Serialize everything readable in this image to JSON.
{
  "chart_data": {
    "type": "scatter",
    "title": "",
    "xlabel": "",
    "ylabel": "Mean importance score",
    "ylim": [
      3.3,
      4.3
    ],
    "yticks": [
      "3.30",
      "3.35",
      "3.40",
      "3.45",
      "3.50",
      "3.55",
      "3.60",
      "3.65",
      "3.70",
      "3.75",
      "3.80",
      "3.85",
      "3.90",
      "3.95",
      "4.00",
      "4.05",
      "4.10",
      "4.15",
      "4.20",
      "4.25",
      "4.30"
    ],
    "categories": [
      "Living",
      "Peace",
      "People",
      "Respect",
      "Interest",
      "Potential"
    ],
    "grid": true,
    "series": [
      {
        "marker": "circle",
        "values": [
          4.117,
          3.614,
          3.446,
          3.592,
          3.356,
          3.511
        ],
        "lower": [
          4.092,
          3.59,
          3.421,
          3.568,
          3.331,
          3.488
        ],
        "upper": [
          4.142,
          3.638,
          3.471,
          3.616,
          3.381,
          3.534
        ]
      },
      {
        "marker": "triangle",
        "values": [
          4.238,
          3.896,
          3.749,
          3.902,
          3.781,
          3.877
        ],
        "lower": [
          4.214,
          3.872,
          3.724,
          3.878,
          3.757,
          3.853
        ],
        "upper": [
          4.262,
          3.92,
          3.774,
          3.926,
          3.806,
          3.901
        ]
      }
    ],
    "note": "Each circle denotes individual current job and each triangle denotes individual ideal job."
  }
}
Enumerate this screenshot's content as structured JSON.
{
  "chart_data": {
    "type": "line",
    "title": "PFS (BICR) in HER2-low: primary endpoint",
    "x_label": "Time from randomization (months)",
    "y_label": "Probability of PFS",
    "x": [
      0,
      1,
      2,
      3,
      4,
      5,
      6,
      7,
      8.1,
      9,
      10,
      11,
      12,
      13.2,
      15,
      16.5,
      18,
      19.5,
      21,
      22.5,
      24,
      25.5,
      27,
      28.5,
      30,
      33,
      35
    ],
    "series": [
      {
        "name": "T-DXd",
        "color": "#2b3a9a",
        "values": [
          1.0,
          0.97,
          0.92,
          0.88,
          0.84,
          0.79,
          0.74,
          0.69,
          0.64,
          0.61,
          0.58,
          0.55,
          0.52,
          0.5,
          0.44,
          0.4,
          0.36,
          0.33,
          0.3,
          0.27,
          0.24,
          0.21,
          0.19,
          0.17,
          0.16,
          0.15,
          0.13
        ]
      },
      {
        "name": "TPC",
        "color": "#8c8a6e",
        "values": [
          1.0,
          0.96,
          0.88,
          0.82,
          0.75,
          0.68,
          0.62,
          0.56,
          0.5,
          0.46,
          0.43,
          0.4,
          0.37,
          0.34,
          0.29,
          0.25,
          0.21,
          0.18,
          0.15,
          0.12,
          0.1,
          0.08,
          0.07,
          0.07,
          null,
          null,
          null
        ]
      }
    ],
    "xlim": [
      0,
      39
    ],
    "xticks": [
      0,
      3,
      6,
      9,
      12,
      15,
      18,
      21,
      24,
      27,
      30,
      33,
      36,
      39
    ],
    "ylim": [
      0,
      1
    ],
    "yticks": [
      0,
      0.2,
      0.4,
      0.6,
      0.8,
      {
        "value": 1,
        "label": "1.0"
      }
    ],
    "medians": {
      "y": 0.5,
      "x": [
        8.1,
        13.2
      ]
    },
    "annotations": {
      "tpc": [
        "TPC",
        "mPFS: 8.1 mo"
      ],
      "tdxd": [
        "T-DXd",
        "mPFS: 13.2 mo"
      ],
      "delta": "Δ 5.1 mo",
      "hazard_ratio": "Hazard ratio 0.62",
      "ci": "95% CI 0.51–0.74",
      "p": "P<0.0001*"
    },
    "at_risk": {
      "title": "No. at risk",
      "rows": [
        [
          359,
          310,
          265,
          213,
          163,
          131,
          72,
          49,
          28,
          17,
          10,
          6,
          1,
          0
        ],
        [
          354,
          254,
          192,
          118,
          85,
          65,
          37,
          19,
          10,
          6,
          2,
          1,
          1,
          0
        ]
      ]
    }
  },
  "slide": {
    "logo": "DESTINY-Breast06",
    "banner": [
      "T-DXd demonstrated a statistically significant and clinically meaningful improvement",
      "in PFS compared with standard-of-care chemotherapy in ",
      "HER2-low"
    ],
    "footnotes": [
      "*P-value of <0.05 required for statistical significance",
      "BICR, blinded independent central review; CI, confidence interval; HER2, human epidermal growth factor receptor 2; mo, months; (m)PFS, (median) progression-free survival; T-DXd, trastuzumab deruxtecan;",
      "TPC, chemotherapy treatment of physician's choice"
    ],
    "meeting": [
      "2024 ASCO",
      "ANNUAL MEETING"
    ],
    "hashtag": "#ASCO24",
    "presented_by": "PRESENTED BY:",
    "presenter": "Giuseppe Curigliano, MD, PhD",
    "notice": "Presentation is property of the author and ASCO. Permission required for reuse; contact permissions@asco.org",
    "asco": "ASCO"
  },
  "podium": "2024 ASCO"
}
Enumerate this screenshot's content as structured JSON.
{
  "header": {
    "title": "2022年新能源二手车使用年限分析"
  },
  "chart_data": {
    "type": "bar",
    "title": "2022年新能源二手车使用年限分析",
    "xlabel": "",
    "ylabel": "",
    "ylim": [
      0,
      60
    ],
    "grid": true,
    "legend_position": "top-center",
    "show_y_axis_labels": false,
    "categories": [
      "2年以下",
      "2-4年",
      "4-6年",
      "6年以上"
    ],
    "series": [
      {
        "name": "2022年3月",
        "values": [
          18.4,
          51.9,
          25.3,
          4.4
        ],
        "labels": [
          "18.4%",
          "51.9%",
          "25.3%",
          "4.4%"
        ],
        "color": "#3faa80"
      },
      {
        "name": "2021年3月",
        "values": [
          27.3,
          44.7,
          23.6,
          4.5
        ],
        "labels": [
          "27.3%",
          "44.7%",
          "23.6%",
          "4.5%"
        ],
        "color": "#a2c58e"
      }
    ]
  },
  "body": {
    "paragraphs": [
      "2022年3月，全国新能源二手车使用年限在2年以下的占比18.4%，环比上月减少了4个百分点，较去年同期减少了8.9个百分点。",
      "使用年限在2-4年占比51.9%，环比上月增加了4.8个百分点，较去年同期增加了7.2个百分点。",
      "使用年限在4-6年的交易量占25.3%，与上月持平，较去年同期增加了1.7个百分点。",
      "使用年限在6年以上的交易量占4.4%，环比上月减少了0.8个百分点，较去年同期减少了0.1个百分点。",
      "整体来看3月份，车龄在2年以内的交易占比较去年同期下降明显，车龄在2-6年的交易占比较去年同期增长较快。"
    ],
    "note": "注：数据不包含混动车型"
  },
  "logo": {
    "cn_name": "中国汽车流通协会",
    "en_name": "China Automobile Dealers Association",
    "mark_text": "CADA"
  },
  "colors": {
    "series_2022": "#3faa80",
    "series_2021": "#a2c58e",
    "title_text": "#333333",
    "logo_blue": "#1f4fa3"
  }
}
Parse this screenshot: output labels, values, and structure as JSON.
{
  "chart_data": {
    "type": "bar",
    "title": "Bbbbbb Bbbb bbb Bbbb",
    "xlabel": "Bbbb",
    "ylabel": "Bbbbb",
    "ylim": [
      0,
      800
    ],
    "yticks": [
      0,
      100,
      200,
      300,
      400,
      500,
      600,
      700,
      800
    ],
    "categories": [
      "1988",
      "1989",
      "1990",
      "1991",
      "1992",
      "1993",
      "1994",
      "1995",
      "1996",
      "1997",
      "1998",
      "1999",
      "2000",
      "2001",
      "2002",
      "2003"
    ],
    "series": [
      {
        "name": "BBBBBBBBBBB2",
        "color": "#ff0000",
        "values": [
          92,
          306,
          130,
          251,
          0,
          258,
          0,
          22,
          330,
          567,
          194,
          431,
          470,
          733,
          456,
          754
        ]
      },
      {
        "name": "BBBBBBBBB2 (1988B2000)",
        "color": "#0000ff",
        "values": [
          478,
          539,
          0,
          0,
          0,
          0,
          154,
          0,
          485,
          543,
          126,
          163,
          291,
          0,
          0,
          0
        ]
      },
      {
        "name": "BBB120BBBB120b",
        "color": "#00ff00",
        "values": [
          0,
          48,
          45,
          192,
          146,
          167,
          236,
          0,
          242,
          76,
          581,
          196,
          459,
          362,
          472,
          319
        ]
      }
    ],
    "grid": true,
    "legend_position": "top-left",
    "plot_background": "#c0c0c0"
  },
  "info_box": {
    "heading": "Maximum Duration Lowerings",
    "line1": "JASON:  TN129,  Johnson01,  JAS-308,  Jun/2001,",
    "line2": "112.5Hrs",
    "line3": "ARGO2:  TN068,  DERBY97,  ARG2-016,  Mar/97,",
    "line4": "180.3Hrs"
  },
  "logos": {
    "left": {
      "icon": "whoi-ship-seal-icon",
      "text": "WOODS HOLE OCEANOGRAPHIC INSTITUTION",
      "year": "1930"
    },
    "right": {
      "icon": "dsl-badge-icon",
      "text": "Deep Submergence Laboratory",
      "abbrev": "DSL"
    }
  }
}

(WHAT YOU WILL DO): Using the listing above, gather each line that holds the string "JSON" and copy it.

(FINISHED ANSWER):
Serialize everything readable in this image to JSON.
Enumerate this screenshot's content as structured JSON.
Enumerate this screenshot's content as structured JSON.
Parse this screenshot: output labels, values, and structure as JSON.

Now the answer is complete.